▸ Collected data entries
>> Start
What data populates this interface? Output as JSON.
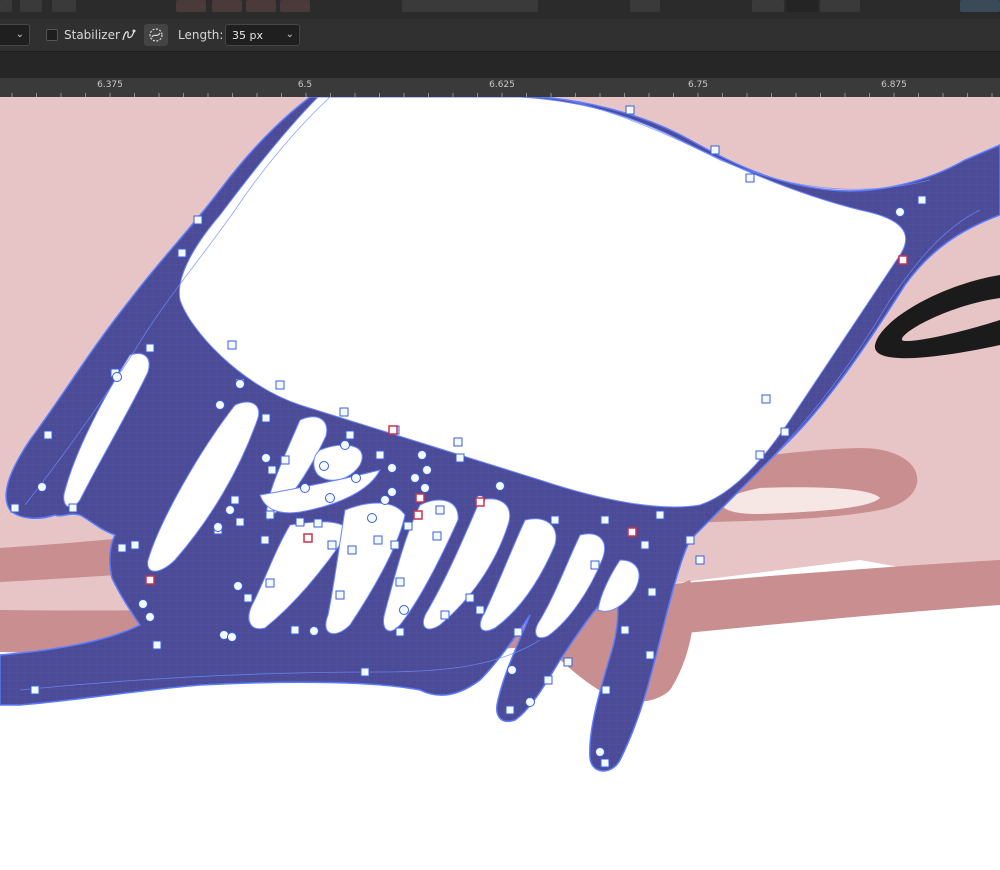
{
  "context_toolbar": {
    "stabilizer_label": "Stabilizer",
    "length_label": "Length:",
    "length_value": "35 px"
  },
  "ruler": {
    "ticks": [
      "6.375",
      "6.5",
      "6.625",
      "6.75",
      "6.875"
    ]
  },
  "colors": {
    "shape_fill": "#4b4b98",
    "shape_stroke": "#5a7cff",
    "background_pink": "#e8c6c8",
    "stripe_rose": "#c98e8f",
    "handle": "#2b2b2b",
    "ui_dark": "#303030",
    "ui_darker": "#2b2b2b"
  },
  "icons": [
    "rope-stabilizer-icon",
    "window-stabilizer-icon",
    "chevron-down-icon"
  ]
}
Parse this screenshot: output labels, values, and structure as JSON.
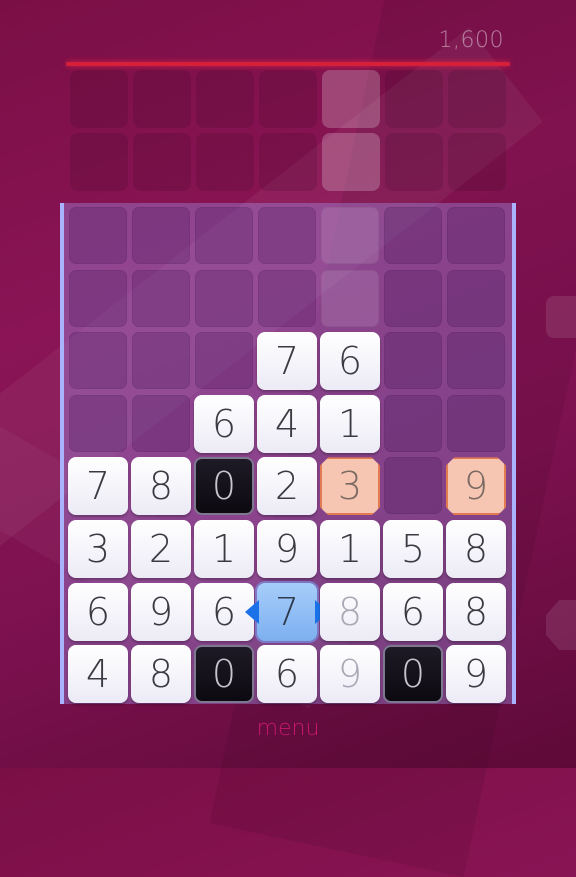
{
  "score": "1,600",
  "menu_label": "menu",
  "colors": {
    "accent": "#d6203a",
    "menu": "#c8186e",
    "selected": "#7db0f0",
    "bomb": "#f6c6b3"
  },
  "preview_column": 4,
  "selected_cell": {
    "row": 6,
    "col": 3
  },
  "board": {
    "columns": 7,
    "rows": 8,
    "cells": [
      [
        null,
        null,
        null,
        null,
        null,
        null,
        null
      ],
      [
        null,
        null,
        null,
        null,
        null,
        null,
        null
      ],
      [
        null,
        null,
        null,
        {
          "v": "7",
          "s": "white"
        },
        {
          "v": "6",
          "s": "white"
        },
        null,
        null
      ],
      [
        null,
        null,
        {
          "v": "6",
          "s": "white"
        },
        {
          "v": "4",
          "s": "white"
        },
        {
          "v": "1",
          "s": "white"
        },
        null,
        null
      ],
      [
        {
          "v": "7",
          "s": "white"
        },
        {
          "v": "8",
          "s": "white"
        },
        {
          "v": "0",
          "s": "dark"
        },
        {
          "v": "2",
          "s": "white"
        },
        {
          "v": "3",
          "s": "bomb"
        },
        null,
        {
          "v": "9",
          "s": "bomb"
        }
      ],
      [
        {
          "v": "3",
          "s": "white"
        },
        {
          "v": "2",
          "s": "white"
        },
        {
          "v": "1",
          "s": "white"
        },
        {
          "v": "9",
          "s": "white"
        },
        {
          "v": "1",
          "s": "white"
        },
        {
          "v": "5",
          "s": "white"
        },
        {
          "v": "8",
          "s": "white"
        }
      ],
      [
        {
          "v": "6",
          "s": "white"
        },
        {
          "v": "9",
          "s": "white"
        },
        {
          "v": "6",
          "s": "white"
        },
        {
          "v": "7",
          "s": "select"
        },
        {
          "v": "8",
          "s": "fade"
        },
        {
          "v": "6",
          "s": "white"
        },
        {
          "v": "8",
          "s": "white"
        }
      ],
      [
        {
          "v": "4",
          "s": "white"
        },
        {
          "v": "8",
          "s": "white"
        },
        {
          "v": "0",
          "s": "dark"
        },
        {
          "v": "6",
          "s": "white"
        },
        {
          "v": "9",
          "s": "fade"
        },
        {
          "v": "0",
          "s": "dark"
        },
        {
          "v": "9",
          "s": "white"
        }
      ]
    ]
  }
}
>> End
>> Start
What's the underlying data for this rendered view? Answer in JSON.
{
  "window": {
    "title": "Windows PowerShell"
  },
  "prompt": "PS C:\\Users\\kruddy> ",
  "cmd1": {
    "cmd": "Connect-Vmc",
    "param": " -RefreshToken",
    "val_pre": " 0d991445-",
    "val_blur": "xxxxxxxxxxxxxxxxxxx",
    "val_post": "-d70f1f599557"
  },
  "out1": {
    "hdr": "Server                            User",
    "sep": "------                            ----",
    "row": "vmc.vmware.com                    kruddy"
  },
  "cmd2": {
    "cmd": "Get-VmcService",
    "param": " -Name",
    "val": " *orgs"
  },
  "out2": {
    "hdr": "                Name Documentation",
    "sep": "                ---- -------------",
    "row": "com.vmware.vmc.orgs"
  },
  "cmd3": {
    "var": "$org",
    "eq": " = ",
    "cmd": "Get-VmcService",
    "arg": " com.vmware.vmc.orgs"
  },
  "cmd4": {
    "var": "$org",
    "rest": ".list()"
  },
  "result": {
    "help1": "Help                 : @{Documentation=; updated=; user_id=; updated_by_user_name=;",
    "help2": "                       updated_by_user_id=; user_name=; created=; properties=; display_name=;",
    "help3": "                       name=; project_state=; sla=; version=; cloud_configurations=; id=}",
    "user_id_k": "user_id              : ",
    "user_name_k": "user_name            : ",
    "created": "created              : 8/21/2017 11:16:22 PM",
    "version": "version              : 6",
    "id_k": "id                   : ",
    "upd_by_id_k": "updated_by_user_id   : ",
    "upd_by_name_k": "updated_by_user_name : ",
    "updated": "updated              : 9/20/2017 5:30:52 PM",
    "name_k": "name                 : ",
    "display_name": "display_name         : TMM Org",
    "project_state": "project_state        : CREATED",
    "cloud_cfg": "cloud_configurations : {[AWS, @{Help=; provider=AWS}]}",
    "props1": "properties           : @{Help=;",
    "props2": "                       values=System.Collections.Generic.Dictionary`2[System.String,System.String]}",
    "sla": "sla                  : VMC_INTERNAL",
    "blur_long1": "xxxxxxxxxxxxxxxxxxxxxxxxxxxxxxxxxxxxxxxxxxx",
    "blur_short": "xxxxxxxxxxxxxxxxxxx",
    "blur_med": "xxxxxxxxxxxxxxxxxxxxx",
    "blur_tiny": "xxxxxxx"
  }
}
>> End
>> Start
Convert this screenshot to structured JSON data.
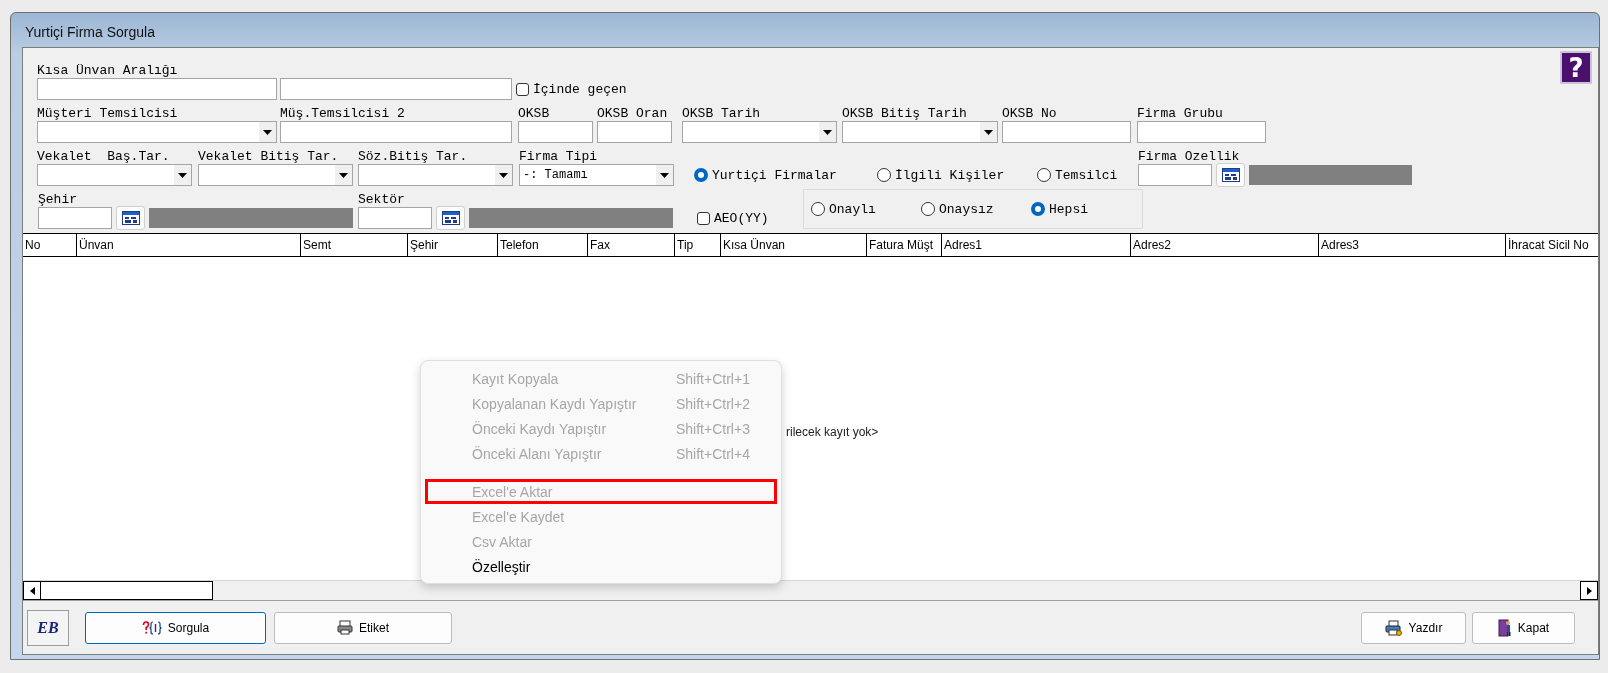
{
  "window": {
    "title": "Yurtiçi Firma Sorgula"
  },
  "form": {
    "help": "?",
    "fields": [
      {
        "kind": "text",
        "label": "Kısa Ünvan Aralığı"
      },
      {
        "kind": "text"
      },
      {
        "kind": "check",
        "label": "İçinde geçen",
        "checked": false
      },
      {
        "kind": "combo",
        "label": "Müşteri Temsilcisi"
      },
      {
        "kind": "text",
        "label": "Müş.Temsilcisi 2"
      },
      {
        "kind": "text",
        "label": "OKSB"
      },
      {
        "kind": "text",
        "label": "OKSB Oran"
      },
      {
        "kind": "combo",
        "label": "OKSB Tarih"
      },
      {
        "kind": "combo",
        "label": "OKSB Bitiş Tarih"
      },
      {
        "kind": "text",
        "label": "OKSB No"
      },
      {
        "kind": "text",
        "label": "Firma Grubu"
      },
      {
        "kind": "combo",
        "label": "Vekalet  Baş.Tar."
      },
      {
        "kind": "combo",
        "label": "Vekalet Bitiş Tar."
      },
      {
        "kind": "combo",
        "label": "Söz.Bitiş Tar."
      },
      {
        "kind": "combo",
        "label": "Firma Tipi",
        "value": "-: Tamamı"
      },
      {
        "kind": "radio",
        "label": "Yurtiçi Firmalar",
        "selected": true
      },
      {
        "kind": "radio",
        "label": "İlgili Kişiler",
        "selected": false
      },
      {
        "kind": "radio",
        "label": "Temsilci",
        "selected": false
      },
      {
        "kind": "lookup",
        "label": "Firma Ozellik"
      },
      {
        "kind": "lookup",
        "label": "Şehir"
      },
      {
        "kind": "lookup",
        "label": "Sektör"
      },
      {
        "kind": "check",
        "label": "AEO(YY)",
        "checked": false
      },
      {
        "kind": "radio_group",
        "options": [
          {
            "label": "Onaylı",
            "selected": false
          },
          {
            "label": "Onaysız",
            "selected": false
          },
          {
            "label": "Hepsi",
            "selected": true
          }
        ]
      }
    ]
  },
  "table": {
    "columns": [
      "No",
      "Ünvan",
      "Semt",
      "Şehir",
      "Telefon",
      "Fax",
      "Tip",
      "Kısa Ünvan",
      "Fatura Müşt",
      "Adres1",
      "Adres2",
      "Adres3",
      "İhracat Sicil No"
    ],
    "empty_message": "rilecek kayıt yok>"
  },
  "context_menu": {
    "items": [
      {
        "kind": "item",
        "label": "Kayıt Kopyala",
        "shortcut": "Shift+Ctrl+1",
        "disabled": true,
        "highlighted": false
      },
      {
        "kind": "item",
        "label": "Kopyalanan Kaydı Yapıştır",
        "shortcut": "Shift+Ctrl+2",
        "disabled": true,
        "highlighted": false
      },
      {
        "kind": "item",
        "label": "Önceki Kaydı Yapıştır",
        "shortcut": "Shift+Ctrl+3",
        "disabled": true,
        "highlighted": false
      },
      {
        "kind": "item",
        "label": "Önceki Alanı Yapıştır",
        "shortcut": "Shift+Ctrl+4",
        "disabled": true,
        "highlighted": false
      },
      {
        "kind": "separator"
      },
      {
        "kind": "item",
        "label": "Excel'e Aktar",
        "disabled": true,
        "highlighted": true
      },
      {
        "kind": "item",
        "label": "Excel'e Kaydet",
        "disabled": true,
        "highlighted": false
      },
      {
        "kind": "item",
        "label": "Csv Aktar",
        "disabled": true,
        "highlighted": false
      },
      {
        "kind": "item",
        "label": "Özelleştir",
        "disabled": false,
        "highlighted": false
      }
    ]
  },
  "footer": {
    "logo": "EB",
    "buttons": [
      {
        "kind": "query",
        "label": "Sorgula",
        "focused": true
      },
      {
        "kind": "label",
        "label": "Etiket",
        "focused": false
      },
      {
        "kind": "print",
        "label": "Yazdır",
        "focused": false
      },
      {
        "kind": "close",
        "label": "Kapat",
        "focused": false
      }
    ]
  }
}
>> End
▸ TO BE DONE
From the data above, copy each line that holds "Bitiş".

▸ RESPONSE BELOW
        "label": "OKSB Bitiş Tarih"
        "label": "Vekalet Bitiş Tar."
        "label": "Söz.Bitiş Tar."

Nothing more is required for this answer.